• The exercise
Copy every line of the entries that includes the word "nTrain".

• Material provided
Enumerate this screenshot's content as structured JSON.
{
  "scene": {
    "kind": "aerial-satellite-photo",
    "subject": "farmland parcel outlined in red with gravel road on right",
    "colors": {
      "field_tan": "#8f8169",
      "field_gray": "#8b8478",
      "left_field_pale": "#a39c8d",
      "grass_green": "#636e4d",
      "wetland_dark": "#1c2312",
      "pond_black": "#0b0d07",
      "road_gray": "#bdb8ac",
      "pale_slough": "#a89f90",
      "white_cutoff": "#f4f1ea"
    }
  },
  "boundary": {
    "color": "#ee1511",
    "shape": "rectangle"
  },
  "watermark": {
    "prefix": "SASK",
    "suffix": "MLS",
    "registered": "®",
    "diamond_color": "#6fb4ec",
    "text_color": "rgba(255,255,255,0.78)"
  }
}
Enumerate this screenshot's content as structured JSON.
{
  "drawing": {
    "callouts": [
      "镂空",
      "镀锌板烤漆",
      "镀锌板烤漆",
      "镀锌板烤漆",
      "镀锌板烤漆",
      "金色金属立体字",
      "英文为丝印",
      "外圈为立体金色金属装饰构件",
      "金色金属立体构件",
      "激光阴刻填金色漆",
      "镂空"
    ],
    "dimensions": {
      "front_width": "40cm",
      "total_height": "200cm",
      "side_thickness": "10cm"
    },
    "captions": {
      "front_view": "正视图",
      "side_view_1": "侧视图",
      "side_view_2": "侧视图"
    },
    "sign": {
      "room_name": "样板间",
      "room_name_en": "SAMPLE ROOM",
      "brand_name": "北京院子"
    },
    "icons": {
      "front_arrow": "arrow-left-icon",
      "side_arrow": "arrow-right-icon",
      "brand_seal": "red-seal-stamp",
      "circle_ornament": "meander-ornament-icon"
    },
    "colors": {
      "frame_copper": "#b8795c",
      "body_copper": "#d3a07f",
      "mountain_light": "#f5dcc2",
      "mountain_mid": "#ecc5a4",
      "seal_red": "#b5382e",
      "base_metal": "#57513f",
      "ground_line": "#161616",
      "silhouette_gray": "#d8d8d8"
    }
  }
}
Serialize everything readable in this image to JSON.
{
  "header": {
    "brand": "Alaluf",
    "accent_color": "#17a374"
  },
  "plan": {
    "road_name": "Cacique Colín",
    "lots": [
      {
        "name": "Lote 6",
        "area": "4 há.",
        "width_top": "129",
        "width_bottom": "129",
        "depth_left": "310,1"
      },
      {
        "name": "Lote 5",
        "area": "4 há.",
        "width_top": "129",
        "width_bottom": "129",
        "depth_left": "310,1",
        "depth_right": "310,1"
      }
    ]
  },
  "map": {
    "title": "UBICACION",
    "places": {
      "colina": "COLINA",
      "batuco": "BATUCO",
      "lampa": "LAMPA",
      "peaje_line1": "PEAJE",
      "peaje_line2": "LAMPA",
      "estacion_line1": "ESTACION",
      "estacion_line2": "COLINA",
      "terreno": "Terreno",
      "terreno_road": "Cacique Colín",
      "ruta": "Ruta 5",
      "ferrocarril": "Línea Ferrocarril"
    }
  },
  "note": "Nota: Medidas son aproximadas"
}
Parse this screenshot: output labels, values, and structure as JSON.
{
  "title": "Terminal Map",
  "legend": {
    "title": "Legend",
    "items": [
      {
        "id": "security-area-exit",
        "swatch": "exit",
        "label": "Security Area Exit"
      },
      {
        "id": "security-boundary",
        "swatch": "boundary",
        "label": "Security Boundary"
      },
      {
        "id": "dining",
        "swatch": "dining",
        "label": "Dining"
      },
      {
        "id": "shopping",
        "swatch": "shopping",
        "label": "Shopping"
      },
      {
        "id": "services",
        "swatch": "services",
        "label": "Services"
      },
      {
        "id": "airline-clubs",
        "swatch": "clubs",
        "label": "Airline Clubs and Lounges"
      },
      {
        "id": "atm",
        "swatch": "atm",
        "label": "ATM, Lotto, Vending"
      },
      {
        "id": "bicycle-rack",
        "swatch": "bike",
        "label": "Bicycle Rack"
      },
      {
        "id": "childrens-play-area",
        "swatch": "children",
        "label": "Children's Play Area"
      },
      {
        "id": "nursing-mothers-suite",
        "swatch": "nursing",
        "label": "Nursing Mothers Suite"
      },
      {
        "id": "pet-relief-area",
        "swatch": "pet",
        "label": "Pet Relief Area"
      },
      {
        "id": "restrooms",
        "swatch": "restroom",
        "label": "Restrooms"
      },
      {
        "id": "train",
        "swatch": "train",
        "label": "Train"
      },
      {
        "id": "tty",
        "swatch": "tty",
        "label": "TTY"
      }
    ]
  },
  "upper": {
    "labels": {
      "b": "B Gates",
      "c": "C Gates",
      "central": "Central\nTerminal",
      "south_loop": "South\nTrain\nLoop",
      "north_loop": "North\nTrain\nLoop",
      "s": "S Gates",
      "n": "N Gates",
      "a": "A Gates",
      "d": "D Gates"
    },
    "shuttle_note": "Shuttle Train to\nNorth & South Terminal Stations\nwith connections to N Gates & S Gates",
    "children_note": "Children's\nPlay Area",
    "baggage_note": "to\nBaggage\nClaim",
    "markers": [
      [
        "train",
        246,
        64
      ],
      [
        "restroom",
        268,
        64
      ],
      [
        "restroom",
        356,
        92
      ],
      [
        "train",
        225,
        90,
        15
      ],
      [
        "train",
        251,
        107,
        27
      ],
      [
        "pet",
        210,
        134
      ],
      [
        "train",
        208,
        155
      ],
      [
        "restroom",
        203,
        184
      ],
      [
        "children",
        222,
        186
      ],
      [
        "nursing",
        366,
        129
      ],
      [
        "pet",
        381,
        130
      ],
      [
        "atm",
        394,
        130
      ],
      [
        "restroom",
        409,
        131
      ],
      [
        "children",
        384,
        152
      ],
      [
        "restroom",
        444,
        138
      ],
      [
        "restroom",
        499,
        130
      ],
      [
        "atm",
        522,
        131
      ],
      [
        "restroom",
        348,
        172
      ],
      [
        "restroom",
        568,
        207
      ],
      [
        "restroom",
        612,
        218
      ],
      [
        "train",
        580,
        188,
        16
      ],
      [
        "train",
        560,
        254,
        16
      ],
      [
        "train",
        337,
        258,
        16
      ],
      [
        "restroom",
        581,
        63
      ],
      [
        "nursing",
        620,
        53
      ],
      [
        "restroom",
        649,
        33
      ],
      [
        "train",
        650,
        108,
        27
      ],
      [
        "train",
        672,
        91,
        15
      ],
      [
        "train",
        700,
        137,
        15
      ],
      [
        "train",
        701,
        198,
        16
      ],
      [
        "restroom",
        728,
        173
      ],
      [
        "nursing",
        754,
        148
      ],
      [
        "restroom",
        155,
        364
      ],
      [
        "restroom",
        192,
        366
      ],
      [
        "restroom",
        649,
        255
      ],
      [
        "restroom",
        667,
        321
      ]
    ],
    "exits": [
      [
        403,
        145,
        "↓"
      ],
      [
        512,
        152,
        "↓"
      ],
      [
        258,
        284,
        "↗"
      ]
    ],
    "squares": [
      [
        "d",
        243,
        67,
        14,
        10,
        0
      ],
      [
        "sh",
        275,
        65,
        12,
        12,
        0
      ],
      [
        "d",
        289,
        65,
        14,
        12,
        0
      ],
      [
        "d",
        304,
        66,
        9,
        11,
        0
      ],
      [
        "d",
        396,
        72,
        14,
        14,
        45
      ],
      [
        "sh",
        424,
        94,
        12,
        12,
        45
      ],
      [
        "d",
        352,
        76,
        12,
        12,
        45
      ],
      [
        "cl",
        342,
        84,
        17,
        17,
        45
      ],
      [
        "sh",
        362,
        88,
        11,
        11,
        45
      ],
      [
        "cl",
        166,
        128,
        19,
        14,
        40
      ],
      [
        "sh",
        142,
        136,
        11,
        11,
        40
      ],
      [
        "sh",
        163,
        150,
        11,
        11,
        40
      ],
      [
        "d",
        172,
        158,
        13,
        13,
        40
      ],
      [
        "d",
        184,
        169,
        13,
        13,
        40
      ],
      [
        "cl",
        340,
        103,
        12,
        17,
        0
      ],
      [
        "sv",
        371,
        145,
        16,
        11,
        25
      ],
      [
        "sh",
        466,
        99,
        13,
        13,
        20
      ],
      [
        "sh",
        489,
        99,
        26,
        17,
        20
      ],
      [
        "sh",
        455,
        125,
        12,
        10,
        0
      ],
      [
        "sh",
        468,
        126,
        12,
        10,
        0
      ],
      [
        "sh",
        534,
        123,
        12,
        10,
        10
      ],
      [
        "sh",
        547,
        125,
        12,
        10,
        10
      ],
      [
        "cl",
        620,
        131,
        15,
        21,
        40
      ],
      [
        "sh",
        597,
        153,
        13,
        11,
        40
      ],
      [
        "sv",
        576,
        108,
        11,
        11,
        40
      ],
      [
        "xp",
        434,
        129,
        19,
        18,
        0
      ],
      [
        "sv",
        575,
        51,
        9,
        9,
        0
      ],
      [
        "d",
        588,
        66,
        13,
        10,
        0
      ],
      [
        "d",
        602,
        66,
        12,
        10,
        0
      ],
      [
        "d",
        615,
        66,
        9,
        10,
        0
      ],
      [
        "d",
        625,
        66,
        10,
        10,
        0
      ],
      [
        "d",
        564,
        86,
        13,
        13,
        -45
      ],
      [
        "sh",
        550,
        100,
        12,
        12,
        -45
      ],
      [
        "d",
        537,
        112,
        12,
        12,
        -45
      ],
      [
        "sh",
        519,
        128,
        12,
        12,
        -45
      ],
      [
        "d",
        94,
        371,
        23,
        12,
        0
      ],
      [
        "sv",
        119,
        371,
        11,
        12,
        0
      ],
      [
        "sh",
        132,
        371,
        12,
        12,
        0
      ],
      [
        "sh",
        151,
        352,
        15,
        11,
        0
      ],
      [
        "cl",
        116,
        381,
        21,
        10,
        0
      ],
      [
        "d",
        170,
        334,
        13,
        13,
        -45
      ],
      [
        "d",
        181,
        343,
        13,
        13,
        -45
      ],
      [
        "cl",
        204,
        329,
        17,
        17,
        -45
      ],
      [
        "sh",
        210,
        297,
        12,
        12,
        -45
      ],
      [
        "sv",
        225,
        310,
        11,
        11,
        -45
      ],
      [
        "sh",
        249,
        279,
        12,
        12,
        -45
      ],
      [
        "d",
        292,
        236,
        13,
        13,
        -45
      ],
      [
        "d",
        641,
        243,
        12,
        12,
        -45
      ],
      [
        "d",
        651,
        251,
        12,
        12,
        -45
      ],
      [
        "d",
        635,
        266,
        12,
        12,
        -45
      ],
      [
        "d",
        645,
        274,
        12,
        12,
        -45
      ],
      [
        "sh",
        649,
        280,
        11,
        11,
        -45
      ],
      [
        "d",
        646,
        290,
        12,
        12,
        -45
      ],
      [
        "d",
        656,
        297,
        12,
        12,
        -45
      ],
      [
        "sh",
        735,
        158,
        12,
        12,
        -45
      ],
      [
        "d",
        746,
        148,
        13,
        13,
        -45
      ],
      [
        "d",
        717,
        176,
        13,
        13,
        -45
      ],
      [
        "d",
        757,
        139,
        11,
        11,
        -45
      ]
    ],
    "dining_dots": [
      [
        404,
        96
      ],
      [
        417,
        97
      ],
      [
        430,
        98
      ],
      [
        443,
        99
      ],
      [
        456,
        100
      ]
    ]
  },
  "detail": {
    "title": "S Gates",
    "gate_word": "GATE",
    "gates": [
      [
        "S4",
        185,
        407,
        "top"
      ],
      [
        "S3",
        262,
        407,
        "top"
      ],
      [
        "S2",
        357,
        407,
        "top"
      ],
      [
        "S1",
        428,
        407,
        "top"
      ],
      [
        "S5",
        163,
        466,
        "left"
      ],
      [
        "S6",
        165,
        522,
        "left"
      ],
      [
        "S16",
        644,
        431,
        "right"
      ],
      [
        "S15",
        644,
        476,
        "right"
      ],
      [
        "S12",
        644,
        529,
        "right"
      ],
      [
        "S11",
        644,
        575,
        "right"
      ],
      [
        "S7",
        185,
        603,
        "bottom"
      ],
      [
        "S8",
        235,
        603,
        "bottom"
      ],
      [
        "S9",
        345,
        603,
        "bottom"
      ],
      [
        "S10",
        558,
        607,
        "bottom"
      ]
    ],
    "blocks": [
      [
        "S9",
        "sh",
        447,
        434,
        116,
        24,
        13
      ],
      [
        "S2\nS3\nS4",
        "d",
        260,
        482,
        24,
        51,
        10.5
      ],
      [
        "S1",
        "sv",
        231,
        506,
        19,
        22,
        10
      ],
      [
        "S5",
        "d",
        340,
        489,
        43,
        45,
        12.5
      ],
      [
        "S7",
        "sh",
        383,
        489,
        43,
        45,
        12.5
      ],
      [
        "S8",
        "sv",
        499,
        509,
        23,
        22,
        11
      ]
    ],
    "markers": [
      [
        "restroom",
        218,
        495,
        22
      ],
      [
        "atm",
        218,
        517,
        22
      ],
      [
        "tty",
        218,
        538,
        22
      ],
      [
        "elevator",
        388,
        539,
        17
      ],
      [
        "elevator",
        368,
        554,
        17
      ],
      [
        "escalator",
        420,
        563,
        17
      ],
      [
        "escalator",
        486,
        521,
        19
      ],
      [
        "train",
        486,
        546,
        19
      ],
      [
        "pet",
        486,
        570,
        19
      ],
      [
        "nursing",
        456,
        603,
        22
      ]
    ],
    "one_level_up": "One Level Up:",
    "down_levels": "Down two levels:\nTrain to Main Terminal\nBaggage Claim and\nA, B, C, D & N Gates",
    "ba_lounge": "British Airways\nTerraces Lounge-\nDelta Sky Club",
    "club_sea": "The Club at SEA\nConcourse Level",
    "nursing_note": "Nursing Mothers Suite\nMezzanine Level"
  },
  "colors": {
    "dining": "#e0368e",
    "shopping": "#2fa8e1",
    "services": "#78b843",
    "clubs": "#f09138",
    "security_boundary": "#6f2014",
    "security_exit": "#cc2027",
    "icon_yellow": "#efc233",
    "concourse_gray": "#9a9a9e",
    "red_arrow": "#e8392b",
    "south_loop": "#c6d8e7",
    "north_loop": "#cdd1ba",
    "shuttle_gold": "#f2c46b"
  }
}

• Full solution
      "south_loop": "South\nTrain\nLoop",
      "north_loop": "North\nTrain\nLoop",
    "down_levels": "Down two levels:\nTrain to Main Terminal\nBaggage Claim and\nA, B, C, D & N Gates",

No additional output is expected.